中村:当時、日頃のうっぷんを創作意欲に変えたくて、よく遊んでいた柴田貴哉と、いつもの感じで映画が作れたらいいねと、小川さんや斎木さんも呼び、みんなで遊んでいる感じをもとに物語を書いていきました。そこで、オールナイトの話を設定したんです。本作で小川さんが演じた役は、先ほどのサナエとは真逆です。本番前に稽古をした時、相手役の原雄次郎には色々と指示をしたのですが、小川さんには何も言わなかったですね。

小川:不思議なことに祐太郎さんは、脚本を読むと書いている姿が浮かんでくるんですよ。

中村:小川さんは、脚本を読んだだけで、僕がどういう風に動かしたいと思っているのかが、手に取るように分かるみたいです。

小川:でもいい時ばかりではなくて、祐太郎さんが困っている時は私も同じように困っているので、そういう時はお互いに何も言えなくなってしまいます。

記録一覧 —

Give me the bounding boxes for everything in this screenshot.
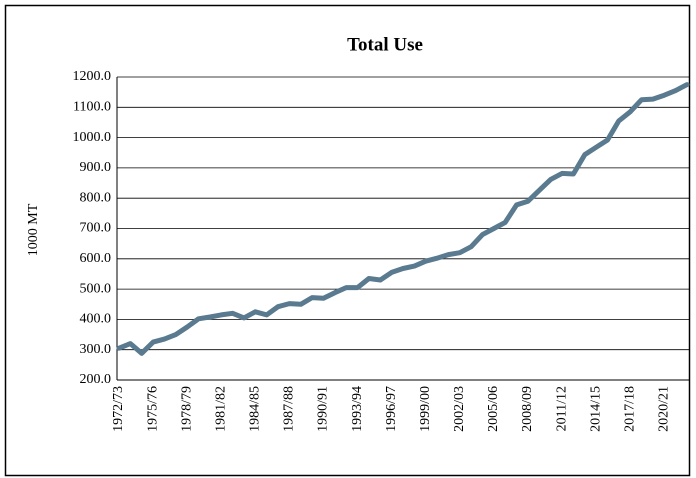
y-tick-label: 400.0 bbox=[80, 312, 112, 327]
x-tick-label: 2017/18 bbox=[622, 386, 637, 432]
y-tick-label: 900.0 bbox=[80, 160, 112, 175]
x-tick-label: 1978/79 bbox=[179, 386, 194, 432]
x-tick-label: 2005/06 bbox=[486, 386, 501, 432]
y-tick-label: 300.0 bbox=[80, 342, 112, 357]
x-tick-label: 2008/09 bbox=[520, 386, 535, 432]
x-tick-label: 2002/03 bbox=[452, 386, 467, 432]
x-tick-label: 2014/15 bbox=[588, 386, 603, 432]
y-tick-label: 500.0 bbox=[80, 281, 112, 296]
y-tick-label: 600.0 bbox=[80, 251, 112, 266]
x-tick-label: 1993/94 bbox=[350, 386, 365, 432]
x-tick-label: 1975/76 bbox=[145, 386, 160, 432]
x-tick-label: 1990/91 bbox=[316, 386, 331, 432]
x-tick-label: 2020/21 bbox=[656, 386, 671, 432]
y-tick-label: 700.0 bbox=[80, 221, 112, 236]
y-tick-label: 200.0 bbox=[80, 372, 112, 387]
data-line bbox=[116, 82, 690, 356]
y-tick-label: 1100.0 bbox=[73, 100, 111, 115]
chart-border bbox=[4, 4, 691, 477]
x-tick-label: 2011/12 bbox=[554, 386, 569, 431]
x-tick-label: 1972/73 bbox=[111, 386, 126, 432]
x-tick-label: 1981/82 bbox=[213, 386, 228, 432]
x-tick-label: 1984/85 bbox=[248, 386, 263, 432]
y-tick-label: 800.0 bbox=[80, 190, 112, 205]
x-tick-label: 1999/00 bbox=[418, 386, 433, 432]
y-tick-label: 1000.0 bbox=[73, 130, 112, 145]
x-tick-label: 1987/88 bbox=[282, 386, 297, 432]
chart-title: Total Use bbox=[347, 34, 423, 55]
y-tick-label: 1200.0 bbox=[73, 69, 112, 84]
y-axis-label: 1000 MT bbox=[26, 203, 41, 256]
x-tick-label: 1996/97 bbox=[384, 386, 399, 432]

取り組む問題 —
[1] 映画づくりの対談で、中村さんは、本作で小川さんが演じた役はサナエと比べてどうだと言っていますか。
[2] 映画づくりの対談にある「でもいい時ばかりではなくて、祐太郎さんが困っている時は私も同じように困っているので、そういう時はお互いに何も言えなくなってしまいます。」を英語に訳してください。
[3] 映画づくりの対談を、最後の発言のあとから続けて書いてください。

答え —
[1] サナエとは真逆の役です。

[2] But it isn't always good: when Yutaro is stuck, I'm stuck in the same way, so at those times neither of us can say anything.

[3]
中村:『新しい風』は、僕が主演だったので、ずっと困っていましたね。


―――『スウイートビターキャンディ』の時は、自分自身に疲れ切ることを課していたそうですね。

中村:毎日絶対に疲れ切ることを目標にしていたのですが、それが良くないということに、途中で気付きました。皆、撮影終わりは死んだような顔をしていましたから…。

小川:私は撮影で疲れたと思ったことがないです。インディーズの作品が多いので、ハードな撮影に慣れているのと、撮影している時はハイ状態で、疲れを感じないですね。


―――小川さんの俳優としての魅力は?

中村:小川さんの魅力は、ずっと変わらず、いつものあんちゃんでいることですね。『スウィートビターキャンディ』から時間を共にしていますが、今でも気さくに話し合えて、いい意味で何も思わず、魅力という次元でも、もはやないです。兄妹といるような感覚ですね。

小川:出会う前からずっと祐太郎さんの映画を見続けていて、祐太郎さんの映画のファンですし、2019年の『若さと馬鹿さ』は私の年間ベストワンでした。色々なものが溢れかえる世の中で、これだけは大事と言えるものが一緒なんです。

中村:色々な俳優さんの中でも、小川さんほど優しい人はいないと思います(笑)。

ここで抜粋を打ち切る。